Data entries:
____

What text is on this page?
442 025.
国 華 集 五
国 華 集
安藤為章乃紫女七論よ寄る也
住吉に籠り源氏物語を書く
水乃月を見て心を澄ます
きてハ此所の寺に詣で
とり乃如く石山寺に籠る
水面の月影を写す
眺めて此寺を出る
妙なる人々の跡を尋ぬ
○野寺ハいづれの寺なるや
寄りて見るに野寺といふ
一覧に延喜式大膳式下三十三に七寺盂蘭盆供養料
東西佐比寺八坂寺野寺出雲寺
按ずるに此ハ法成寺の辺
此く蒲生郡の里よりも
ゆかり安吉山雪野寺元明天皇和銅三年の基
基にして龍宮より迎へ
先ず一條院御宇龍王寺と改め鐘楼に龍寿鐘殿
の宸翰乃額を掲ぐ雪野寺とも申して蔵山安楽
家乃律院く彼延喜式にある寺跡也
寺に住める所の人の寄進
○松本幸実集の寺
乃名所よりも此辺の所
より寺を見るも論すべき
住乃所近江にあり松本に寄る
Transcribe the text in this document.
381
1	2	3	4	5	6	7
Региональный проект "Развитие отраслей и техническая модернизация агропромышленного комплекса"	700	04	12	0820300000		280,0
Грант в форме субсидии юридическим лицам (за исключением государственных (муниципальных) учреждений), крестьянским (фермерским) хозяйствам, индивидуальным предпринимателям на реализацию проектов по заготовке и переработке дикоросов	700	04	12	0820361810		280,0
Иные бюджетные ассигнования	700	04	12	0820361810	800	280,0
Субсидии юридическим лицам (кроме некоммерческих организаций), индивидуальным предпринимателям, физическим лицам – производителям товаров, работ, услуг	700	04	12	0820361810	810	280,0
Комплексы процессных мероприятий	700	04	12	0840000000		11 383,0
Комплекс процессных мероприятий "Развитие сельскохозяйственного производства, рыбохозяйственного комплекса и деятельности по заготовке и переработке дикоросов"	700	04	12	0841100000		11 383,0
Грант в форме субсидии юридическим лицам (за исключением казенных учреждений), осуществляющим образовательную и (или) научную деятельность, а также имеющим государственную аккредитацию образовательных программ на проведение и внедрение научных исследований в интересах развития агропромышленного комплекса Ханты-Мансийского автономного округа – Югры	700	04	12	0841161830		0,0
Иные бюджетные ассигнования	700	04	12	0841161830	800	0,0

____

▶ [Task directions]
Copy out the whole listing exactly as written.

▶ [Response]
What text is on this page?
442 025.
国 華 集 五
国 華 集
安藤為章乃紫女七論よ寄る也
住吉に籠り源氏物語を書く
水乃月を見て心を澄ます
きてハ此所の寺に詣で
とり乃如く石山寺に籠る
水面の月影を写す
眺めて此寺を出る
妙なる人々の跡を尋ぬ
○野寺ハいづれの寺なるや
寄りて見るに野寺といふ
一覧に延喜式大膳式下三十三に七寺盂蘭盆供養料
東西佐比寺八坂寺野寺出雲寺
按ずるに此ハ法成寺の辺
此く蒲生郡の里よりも
ゆかり安吉山雪野寺元明天皇和銅三年の基
基にして龍宮より迎へ
先ず一條院御宇龍王寺と改め鐘楼に龍寿鐘殿
の宸翰乃額を掲ぐ雪野寺とも申して蔵山安楽
家乃律院く彼延喜式にある寺跡也
寺に住める所の人の寄進
○松本幸実集の寺
乃名所よりも此辺の所
より寺を見るも論すべき
住乃所近江にあり松本に寄る
Transcribe the text in this document.
381
1	2	3	4	5	6	7
Региональный проект "Развитие отраслей и техническая модернизация агропромышленного комплекса"	700	04	12	0820300000		280,0
Грант в форме субсидии юридическим лицам (за исключением государственных (муниципальных) учреждений), крестьянским (фермерским) хозяйствам, индивидуальным предпринимателям на реализацию проектов по заготовке и переработке дикоросов	700	04	12	0820361810		280,0
Иные бюджетные ассигнования	700	04	12	0820361810	800	280,0
Субсидии юридическим лицам (кроме некоммерческих организаций), индивидуальным предпринимателям, физическим лицам – производителям товаров, работ, услуг	700	04	12	0820361810	810	280,0
Комплексы процессных мероприятий	700	04	12	0840000000		11 383,0
Комплекс процессных мероприятий "Развитие сельскохозяйственного производства, рыбохозяйственного комплекса и деятельности по заготовке и переработке дикоросов"	700	04	12	0841100000		11 383,0
Грант в форме субсидии юридическим лицам (за исключением казенных учреждений), осуществляющим образовательную и (или) научную деятельность, а также имеющим государственную аккредитацию образовательных программ на проведение и внедрение научных исследований в интересах развития агропромышленного комплекса Ханты-Мансийского автономного округа – Югры	700	04	12	0841161830		0,0
Иные бюджетные ассигнования	700	04	12	0841161830	800	0,0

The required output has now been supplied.